[Stored entries]
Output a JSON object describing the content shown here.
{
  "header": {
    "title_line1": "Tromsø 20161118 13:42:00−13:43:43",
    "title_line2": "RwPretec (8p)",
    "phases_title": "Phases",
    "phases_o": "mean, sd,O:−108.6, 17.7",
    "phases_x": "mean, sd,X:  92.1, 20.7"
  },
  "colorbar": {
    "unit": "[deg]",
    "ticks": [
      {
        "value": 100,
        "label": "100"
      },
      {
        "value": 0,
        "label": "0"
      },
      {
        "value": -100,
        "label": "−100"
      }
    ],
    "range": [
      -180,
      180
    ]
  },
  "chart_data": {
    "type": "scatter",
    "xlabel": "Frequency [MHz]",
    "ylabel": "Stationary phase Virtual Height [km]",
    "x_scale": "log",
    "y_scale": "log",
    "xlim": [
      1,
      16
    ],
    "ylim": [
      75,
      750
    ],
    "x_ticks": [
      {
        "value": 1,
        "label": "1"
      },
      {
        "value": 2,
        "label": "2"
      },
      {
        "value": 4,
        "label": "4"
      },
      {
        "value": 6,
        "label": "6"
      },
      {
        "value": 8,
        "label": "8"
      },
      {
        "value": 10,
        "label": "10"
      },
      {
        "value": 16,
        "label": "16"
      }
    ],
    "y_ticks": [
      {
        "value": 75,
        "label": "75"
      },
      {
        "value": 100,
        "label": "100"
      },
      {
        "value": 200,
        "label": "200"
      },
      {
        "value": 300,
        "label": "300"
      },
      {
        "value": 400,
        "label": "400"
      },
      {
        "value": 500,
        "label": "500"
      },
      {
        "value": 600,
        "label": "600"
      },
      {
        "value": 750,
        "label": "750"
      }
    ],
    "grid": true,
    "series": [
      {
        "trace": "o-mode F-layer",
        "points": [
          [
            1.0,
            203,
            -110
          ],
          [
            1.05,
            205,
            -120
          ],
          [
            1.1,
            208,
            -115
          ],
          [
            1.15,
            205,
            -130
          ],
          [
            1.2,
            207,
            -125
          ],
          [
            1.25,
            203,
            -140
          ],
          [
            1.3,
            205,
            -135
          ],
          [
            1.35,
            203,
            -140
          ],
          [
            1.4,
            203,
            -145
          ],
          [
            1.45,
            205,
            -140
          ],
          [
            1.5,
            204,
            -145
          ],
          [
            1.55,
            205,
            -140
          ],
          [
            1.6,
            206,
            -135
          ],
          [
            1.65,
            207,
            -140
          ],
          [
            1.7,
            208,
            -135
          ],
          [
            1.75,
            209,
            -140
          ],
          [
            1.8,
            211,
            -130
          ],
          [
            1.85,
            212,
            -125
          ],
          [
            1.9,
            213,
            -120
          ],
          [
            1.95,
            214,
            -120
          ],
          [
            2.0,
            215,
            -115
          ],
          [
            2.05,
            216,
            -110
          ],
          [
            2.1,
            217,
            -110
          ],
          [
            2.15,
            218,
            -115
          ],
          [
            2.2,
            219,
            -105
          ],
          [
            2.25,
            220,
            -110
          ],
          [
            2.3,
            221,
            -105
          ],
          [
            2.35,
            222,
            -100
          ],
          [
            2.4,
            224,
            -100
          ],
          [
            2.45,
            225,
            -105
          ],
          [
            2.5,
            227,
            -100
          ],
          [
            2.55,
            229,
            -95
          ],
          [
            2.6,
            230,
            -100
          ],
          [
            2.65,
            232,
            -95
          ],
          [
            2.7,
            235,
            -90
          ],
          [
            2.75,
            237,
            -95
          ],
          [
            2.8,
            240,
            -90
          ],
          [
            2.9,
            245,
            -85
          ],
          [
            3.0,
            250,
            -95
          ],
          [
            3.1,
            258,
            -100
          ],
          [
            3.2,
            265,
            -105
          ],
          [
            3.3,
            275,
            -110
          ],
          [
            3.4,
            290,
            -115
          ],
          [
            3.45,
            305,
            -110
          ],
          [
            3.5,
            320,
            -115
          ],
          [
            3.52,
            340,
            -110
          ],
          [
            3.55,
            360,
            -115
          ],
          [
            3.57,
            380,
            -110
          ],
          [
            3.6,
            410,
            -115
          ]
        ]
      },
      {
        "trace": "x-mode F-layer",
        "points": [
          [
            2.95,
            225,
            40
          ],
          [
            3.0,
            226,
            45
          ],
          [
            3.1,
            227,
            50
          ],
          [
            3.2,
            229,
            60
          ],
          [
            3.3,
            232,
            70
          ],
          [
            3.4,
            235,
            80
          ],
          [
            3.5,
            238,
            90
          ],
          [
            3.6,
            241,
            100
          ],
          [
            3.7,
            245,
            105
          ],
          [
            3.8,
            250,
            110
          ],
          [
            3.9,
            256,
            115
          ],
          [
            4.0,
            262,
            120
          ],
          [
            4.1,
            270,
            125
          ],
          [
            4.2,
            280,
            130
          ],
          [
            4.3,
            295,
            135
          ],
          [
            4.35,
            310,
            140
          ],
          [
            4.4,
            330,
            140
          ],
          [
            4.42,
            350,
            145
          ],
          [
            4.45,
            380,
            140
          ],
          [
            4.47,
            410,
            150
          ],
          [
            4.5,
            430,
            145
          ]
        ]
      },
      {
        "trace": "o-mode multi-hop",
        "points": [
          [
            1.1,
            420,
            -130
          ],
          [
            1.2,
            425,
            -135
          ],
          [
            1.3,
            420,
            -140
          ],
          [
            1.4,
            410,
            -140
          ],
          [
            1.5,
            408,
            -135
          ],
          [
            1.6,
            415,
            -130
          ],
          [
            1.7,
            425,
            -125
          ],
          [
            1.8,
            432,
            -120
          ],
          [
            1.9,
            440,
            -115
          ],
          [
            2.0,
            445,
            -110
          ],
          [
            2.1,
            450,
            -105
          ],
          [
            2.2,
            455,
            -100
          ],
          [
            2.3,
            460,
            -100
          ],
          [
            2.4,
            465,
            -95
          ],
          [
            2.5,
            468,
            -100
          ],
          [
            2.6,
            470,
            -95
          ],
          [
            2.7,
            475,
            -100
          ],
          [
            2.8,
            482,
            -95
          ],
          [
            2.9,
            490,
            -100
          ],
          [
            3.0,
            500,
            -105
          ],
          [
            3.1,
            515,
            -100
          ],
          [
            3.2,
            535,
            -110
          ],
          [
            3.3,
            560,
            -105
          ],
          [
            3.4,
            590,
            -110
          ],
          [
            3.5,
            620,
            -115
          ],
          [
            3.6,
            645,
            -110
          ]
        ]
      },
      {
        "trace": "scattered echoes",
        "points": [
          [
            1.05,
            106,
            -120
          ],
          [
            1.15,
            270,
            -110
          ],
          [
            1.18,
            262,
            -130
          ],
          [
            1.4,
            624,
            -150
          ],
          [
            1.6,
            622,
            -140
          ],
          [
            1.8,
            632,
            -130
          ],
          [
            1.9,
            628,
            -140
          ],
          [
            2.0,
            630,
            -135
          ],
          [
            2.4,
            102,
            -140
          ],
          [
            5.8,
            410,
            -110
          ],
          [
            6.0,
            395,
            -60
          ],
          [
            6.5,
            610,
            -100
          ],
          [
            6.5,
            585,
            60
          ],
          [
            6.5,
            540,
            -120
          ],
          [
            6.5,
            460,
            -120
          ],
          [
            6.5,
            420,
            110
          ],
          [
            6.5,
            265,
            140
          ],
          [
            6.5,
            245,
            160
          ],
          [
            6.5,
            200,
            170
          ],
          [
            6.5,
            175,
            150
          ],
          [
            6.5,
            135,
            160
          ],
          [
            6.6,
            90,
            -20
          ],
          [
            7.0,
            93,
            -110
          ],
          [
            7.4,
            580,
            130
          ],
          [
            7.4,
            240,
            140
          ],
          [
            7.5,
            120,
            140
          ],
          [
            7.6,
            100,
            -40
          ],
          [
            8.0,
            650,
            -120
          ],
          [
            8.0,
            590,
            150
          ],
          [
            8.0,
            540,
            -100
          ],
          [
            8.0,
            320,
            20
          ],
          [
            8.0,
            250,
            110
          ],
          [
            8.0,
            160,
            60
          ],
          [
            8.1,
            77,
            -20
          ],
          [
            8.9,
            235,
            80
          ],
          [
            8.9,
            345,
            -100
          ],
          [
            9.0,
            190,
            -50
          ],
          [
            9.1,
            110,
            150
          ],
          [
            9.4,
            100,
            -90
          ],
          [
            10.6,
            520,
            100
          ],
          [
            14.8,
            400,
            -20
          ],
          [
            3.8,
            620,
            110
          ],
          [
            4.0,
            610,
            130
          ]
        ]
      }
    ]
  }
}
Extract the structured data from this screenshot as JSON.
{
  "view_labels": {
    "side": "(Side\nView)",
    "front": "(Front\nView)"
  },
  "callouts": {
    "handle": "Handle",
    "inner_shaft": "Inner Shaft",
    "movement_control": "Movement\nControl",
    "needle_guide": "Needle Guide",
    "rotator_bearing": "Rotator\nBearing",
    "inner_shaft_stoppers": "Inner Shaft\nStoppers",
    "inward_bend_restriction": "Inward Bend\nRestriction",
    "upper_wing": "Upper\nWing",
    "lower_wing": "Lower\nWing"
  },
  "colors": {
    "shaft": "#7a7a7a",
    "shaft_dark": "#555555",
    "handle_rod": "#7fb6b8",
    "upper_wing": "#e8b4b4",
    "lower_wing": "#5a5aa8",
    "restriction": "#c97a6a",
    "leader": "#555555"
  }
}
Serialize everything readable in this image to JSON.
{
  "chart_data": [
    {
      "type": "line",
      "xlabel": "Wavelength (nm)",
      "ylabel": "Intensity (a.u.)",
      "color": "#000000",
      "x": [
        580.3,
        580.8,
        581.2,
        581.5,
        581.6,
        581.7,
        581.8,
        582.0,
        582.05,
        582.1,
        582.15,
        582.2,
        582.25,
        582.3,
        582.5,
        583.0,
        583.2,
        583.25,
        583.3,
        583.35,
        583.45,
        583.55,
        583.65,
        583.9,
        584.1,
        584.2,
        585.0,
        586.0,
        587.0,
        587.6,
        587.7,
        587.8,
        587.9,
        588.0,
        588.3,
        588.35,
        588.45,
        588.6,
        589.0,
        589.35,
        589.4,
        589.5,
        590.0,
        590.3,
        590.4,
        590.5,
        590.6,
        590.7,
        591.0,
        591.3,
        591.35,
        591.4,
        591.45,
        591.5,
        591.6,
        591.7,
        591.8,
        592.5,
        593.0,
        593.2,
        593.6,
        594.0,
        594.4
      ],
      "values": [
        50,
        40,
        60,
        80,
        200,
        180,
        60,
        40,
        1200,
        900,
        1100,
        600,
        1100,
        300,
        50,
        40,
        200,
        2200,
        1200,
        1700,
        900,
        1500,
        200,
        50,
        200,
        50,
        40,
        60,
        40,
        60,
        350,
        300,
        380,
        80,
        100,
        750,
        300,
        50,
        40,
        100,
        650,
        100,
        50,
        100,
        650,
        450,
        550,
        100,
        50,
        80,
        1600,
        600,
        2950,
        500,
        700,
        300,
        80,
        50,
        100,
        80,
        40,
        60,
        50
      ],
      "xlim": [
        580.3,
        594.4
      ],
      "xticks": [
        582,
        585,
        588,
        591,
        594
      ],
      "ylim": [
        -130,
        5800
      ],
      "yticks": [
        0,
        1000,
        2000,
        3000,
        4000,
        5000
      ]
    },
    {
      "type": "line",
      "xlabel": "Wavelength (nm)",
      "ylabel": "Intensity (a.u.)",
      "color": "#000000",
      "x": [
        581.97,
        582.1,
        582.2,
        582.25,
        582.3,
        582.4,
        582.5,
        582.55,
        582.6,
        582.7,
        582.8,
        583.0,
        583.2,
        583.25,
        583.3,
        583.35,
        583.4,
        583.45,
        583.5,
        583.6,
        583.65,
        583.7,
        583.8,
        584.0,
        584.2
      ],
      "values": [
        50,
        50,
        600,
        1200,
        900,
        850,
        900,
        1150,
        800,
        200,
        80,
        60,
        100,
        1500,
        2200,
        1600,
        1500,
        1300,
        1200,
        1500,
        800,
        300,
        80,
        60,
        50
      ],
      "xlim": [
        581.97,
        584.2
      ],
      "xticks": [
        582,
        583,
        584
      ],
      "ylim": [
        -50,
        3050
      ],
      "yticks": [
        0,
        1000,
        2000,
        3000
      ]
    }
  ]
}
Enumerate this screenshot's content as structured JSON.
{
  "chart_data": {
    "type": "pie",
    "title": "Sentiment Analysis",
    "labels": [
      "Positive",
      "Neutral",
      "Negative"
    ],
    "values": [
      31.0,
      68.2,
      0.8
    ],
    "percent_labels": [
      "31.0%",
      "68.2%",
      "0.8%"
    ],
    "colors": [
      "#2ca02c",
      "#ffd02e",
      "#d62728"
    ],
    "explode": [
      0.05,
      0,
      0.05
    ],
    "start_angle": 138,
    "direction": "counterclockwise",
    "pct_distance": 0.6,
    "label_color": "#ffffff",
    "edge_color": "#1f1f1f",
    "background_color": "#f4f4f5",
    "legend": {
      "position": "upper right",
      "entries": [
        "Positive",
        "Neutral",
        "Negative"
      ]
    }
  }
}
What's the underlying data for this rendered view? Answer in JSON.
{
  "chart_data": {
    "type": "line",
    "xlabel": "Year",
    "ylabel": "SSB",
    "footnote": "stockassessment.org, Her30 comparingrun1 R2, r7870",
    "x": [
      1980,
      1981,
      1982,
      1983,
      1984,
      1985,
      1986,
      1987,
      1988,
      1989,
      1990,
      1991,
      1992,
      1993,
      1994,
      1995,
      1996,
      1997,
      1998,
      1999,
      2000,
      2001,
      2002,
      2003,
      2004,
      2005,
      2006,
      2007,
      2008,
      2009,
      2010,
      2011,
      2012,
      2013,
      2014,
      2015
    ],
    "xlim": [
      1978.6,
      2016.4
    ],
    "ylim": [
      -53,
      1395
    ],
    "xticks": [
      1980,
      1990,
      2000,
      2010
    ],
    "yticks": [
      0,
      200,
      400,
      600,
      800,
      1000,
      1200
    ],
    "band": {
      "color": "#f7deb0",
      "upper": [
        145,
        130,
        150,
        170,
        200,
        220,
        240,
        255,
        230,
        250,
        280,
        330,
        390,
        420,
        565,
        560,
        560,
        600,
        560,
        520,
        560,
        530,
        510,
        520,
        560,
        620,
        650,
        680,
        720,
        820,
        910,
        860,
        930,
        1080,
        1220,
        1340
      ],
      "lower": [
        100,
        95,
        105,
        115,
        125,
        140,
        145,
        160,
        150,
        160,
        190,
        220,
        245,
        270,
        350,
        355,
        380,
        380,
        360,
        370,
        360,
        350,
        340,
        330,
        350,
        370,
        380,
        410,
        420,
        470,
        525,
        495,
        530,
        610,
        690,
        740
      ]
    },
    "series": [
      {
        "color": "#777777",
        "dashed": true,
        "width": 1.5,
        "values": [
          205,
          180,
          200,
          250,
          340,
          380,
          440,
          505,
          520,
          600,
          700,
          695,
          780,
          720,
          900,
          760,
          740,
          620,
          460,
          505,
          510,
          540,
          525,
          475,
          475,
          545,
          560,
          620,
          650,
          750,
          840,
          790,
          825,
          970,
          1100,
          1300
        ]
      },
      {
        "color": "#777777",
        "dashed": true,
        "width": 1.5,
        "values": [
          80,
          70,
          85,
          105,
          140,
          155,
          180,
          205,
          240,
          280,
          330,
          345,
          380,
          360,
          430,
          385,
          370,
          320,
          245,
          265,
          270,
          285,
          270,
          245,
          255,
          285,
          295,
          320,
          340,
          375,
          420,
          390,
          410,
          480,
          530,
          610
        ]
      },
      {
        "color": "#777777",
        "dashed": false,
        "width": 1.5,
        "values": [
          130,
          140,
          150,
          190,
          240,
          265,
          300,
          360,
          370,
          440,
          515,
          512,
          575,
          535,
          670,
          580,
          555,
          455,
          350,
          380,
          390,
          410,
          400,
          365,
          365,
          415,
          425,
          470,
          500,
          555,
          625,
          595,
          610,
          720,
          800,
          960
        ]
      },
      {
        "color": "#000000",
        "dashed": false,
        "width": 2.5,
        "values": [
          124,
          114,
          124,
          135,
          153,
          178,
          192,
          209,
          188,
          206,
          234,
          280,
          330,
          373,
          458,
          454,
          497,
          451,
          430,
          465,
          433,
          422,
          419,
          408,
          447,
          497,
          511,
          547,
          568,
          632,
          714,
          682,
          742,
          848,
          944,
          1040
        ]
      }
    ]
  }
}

* What the exercise asks: In the entries above, find each line with the word "type" and show it.

* Correct response:
    "type": "scatter",
      "type": "line",
      "type": "line",
    "type": "pie",
    "type": "line",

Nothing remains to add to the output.